━━ TASK DATA

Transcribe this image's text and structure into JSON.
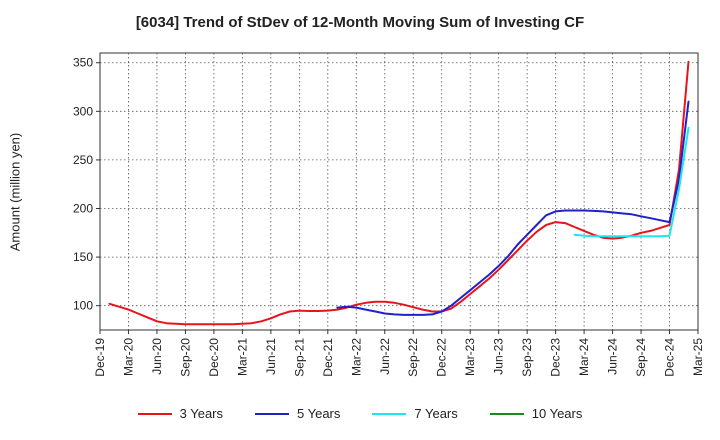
{
  "chart_data": {
    "type": "line",
    "title": "[6034]  Trend of StDev of 12-Month Moving Sum of Investing CF",
    "ylabel": "Amount (million yen)",
    "xlabel": "",
    "ylim": [
      75,
      360
    ],
    "yticks": [
      100,
      150,
      200,
      250,
      300,
      350
    ],
    "x_tick_labels": [
      "Dec-19",
      "Mar-20",
      "Jun-20",
      "Sep-20",
      "Dec-20",
      "Mar-21",
      "Jun-21",
      "Sep-21",
      "Dec-21",
      "Mar-22",
      "Jun-22",
      "Sep-22",
      "Dec-22",
      "Mar-23",
      "Jun-23",
      "Sep-23",
      "Dec-23",
      "Mar-24",
      "Jun-24",
      "Sep-24",
      "Dec-24",
      "Mar-25"
    ],
    "grid": true,
    "legend_position": "bottom",
    "series": [
      {
        "name": "3 Years",
        "color": "#e8141c",
        "x": [
          "Jan-20",
          "Feb-20",
          "Mar-20",
          "Apr-20",
          "May-20",
          "Jun-20",
          "Jul-20",
          "Aug-20",
          "Sep-20",
          "Oct-20",
          "Nov-20",
          "Dec-20",
          "Jan-21",
          "Feb-21",
          "Mar-21",
          "Apr-21",
          "May-21",
          "Jun-21",
          "Jul-21",
          "Aug-21",
          "Sep-21",
          "Oct-21",
          "Nov-21",
          "Dec-21",
          "Jan-22",
          "Feb-22",
          "Mar-22",
          "Apr-22",
          "May-22",
          "Jun-22",
          "Jul-22",
          "Aug-22",
          "Sep-22",
          "Oct-22",
          "Nov-22",
          "Dec-22",
          "Jan-23",
          "Feb-23",
          "Mar-23",
          "Apr-23",
          "May-23",
          "Jun-23",
          "Jul-23",
          "Aug-23",
          "Sep-23",
          "Oct-23",
          "Nov-23",
          "Dec-23",
          "Jan-24",
          "Feb-24",
          "Mar-24",
          "Apr-24",
          "May-24",
          "Jun-24",
          "Jul-24",
          "Aug-24",
          "Sep-24",
          "Oct-24",
          "Nov-24",
          "Dec-24"
        ],
        "values": [
          102,
          99,
          96,
          92,
          88,
          84,
          82,
          81.5,
          81,
          81,
          81,
          81,
          81,
          81,
          81.5,
          82,
          84,
          87,
          91,
          94,
          95,
          94.5,
          94.5,
          95,
          96,
          98,
          101,
          103,
          104,
          104,
          103,
          101,
          98.5,
          96,
          94,
          94,
          97,
          104,
          112,
          120,
          128,
          137,
          147,
          157,
          167,
          176,
          183,
          186,
          185,
          181,
          177,
          173,
          170,
          169,
          170,
          172,
          175,
          177,
          180,
          183
        ]
      },
      {
        "name": "5 Years",
        "color": "#1f22c8",
        "x": [
          "Jan-22",
          "Feb-22",
          "Mar-22",
          "Apr-22",
          "May-22",
          "Jun-22",
          "Jul-22",
          "Aug-22",
          "Sep-22",
          "Oct-22",
          "Nov-22",
          "Dec-22",
          "Jan-23",
          "Feb-23",
          "Mar-23",
          "Apr-23",
          "May-23",
          "Jun-23",
          "Jul-23",
          "Aug-23",
          "Sep-23",
          "Oct-23",
          "Nov-23",
          "Dec-23",
          "Jan-24",
          "Feb-24",
          "Mar-24",
          "Apr-24",
          "May-24",
          "Jun-24",
          "Jul-24",
          "Aug-24",
          "Sep-24",
          "Oct-24",
          "Nov-24",
          "Dec-24"
        ],
        "values": [
          98,
          99,
          98,
          96,
          94,
          92,
          91,
          90.5,
          90.5,
          90.5,
          91,
          94,
          100,
          108,
          116,
          124,
          132,
          141,
          151,
          163,
          173,
          183,
          193,
          197,
          198,
          198,
          198,
          197.5,
          197,
          196,
          195,
          194,
          192,
          190,
          188,
          186
        ]
      },
      {
        "name": "7 Years",
        "color": "#1ee6f0",
        "x": [
          "Feb-24",
          "Mar-24",
          "Apr-24",
          "May-24",
          "Jun-24",
          "Jul-24",
          "Aug-24",
          "Sep-24",
          "Oct-24",
          "Nov-24",
          "Dec-24"
        ],
        "values": [
          173,
          172,
          171.5,
          171.5,
          171.5,
          171.5,
          171.5,
          171.5,
          171.5,
          171.5,
          172
        ]
      },
      {
        "name": "10 Years",
        "color": "#1a8a1a",
        "x": [],
        "values": []
      }
    ],
    "tail_extensions": {
      "3 Years": {
        "x": [
          "Jan-25",
          "Feb-25"
        ],
        "values": [
          240,
          351
        ]
      },
      "5 Years": {
        "x": [
          "Jan-25",
          "Feb-25"
        ],
        "values": [
          230,
          310
        ]
      },
      "7 Years": {
        "x": [
          "Jan-25",
          "Feb-25"
        ],
        "values": [
          220,
          283
        ]
      }
    }
  }
}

━━━━

WORK TO DO: Every line above should be returned word for word, with the pictures left behind.

RESULT:
Transcribe this image's text and structure into JSON.
{
  "chart_data": {
    "type": "line",
    "title": "[6034]  Trend of StDev of 12-Month Moving Sum of Investing CF",
    "ylabel": "Amount (million yen)",
    "xlabel": "",
    "ylim": [
      75,
      360
    ],
    "yticks": [
      100,
      150,
      200,
      250,
      300,
      350
    ],
    "x_tick_labels": [
      "Dec-19",
      "Mar-20",
      "Jun-20",
      "Sep-20",
      "Dec-20",
      "Mar-21",
      "Jun-21",
      "Sep-21",
      "Dec-21",
      "Mar-22",
      "Jun-22",
      "Sep-22",
      "Dec-22",
      "Mar-23",
      "Jun-23",
      "Sep-23",
      "Dec-23",
      "Mar-24",
      "Jun-24",
      "Sep-24",
      "Dec-24",
      "Mar-25"
    ],
    "grid": true,
    "legend_position": "bottom",
    "series": [
      {
        "name": "3 Years",
        "color": "#e8141c",
        "x": [
          "Jan-20",
          "Feb-20",
          "Mar-20",
          "Apr-20",
          "May-20",
          "Jun-20",
          "Jul-20",
          "Aug-20",
          "Sep-20",
          "Oct-20",
          "Nov-20",
          "Dec-20",
          "Jan-21",
          "Feb-21",
          "Mar-21",
          "Apr-21",
          "May-21",
          "Jun-21",
          "Jul-21",
          "Aug-21",
          "Sep-21",
          "Oct-21",
          "Nov-21",
          "Dec-21",
          "Jan-22",
          "Feb-22",
          "Mar-22",
          "Apr-22",
          "May-22",
          "Jun-22",
          "Jul-22",
          "Aug-22",
          "Sep-22",
          "Oct-22",
          "Nov-22",
          "Dec-22",
          "Jan-23",
          "Feb-23",
          "Mar-23",
          "Apr-23",
          "May-23",
          "Jun-23",
          "Jul-23",
          "Aug-23",
          "Sep-23",
          "Oct-23",
          "Nov-23",
          "Dec-23",
          "Jan-24",
          "Feb-24",
          "Mar-24",
          "Apr-24",
          "May-24",
          "Jun-24",
          "Jul-24",
          "Aug-24",
          "Sep-24",
          "Oct-24",
          "Nov-24",
          "Dec-24"
        ],
        "values": [
          102,
          99,
          96,
          92,
          88,
          84,
          82,
          81.5,
          81,
          81,
          81,
          81,
          81,
          81,
          81.5,
          82,
          84,
          87,
          91,
          94,
          95,
          94.5,
          94.5,
          95,
          96,
          98,
          101,
          103,
          104,
          104,
          103,
          101,
          98.5,
          96,
          94,
          94,
          97,
          104,
          112,
          120,
          128,
          137,
          147,
          157,
          167,
          176,
          183,
          186,
          185,
          181,
          177,
          173,
          170,
          169,
          170,
          172,
          175,
          177,
          180,
          183
        ]
      },
      {
        "name": "5 Years",
        "color": "#1f22c8",
        "x": [
          "Jan-22",
          "Feb-22",
          "Mar-22",
          "Apr-22",
          "May-22",
          "Jun-22",
          "Jul-22",
          "Aug-22",
          "Sep-22",
          "Oct-22",
          "Nov-22",
          "Dec-22",
          "Jan-23",
          "Feb-23",
          "Mar-23",
          "Apr-23",
          "May-23",
          "Jun-23",
          "Jul-23",
          "Aug-23",
          "Sep-23",
          "Oct-23",
          "Nov-23",
          "Dec-23",
          "Jan-24",
          "Feb-24",
          "Mar-24",
          "Apr-24",
          "May-24",
          "Jun-24",
          "Jul-24",
          "Aug-24",
          "Sep-24",
          "Oct-24",
          "Nov-24",
          "Dec-24"
        ],
        "values": [
          98,
          99,
          98,
          96,
          94,
          92,
          91,
          90.5,
          90.5,
          90.5,
          91,
          94,
          100,
          108,
          116,
          124,
          132,
          141,
          151,
          163,
          173,
          183,
          193,
          197,
          198,
          198,
          198,
          197.5,
          197,
          196,
          195,
          194,
          192,
          190,
          188,
          186
        ]
      },
      {
        "name": "7 Years",
        "color": "#1ee6f0",
        "x": [
          "Feb-24",
          "Mar-24",
          "Apr-24",
          "May-24",
          "Jun-24",
          "Jul-24",
          "Aug-24",
          "Sep-24",
          "Oct-24",
          "Nov-24",
          "Dec-24"
        ],
        "values": [
          173,
          172,
          171.5,
          171.5,
          171.5,
          171.5,
          171.5,
          171.5,
          171.5,
          171.5,
          172
        ]
      },
      {
        "name": "10 Years",
        "color": "#1a8a1a",
        "x": [],
        "values": []
      }
    ],
    "tail_extensions": {
      "3 Years": {
        "x": [
          "Jan-25",
          "Feb-25"
        ],
        "values": [
          240,
          351
        ]
      },
      "5 Years": {
        "x": [
          "Jan-25",
          "Feb-25"
        ],
        "values": [
          230,
          310
        ]
      },
      "7 Years": {
        "x": [
          "Jan-25",
          "Feb-25"
        ],
        "values": [
          220,
          283
        ]
      }
    }
  }
}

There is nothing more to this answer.